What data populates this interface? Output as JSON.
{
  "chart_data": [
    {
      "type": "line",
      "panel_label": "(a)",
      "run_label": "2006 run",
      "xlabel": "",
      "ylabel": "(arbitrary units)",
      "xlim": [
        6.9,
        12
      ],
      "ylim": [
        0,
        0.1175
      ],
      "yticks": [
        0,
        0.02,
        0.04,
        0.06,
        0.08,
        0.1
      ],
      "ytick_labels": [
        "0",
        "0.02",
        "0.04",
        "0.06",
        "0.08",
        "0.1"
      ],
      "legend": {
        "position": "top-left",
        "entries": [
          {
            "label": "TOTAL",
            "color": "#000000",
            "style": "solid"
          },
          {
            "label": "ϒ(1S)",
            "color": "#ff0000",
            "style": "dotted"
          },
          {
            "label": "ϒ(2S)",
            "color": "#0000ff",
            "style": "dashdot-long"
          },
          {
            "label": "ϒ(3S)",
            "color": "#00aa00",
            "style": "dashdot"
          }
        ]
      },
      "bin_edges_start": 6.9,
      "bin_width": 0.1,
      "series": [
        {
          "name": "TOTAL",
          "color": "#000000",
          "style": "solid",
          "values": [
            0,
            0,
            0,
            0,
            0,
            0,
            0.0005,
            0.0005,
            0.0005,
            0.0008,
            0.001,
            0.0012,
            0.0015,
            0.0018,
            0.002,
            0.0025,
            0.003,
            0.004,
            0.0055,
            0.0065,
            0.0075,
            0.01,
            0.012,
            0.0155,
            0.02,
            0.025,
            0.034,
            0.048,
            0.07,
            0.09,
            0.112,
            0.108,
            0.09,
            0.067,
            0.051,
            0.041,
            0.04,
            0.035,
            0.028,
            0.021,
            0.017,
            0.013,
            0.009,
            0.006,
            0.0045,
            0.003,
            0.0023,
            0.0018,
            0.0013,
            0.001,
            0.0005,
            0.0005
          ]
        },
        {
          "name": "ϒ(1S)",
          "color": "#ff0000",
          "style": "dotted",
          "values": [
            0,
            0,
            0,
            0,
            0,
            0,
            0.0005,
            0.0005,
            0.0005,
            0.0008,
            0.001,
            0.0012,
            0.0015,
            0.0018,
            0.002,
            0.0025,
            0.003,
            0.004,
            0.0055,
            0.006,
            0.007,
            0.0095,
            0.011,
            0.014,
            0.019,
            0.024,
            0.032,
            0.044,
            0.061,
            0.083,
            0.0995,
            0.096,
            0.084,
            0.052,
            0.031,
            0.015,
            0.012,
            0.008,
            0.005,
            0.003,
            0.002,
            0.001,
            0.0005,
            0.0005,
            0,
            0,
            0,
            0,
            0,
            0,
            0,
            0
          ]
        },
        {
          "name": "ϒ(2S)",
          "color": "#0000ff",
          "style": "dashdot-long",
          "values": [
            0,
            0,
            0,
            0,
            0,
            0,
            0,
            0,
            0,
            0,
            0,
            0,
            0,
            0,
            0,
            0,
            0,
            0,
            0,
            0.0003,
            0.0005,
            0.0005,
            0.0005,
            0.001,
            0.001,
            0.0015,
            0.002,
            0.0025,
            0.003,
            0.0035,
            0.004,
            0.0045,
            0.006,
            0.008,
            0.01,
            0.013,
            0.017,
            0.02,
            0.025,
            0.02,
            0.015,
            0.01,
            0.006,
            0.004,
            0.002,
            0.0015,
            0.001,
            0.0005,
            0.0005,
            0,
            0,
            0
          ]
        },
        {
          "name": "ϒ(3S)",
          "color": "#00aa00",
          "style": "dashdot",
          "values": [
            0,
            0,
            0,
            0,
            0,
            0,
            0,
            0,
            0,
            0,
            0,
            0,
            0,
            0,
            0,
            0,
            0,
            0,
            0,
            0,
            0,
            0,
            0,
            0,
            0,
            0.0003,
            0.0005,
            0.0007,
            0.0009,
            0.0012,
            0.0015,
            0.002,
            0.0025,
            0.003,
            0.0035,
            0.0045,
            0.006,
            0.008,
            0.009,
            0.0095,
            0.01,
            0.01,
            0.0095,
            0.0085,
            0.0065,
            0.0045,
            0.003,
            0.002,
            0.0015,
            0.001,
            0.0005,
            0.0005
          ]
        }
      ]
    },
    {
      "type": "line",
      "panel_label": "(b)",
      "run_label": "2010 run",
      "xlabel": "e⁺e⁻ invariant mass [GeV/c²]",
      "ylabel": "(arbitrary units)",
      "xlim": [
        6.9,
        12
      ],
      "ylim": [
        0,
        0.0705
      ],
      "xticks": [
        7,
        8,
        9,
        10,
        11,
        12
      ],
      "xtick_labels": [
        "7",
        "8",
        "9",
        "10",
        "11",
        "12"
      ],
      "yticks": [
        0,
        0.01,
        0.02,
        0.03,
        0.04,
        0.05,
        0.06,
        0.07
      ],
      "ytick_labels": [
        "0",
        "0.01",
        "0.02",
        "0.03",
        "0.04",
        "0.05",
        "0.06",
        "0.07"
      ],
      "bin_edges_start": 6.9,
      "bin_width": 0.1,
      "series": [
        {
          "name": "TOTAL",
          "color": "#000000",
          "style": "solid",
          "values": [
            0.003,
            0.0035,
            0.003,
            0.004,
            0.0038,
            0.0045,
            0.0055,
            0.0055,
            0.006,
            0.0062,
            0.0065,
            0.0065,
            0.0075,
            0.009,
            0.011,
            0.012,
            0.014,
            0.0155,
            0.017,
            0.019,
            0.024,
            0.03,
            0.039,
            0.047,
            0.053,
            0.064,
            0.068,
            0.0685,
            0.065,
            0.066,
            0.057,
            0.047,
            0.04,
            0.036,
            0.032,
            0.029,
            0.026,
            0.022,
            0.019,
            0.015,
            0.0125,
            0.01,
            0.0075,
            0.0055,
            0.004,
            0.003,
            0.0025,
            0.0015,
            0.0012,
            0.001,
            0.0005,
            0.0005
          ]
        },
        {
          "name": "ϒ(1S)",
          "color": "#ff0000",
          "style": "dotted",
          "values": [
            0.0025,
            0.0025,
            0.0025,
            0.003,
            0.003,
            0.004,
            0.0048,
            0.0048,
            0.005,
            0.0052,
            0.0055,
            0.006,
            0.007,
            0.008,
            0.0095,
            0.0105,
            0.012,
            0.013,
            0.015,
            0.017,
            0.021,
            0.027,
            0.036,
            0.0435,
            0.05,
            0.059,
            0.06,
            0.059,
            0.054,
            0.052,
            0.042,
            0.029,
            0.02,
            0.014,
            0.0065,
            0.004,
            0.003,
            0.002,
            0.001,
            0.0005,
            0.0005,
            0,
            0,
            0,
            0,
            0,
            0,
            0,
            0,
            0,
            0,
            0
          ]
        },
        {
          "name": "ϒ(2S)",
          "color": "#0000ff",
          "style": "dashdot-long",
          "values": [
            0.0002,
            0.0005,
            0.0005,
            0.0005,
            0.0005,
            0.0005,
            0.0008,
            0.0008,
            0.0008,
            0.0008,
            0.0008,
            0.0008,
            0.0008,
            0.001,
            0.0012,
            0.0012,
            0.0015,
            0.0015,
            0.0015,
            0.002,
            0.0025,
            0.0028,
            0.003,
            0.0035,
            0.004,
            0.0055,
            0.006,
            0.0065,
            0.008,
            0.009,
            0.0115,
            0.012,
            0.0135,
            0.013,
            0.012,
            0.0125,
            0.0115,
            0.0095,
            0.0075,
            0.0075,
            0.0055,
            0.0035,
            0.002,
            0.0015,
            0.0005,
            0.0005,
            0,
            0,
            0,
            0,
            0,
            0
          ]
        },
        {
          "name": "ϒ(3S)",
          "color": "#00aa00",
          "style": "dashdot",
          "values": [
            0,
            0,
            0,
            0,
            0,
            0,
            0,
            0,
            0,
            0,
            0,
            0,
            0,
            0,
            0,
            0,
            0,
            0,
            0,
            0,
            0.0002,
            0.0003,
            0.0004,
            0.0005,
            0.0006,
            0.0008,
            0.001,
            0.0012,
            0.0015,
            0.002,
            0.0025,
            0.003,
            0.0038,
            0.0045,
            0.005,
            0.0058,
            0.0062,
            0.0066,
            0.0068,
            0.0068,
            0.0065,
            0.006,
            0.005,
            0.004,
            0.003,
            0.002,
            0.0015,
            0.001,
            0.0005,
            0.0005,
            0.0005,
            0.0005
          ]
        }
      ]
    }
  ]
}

=-=-=

= Directive =
What is the number of lines holding the word "xlabel"? State it alone.

= Written answer =
2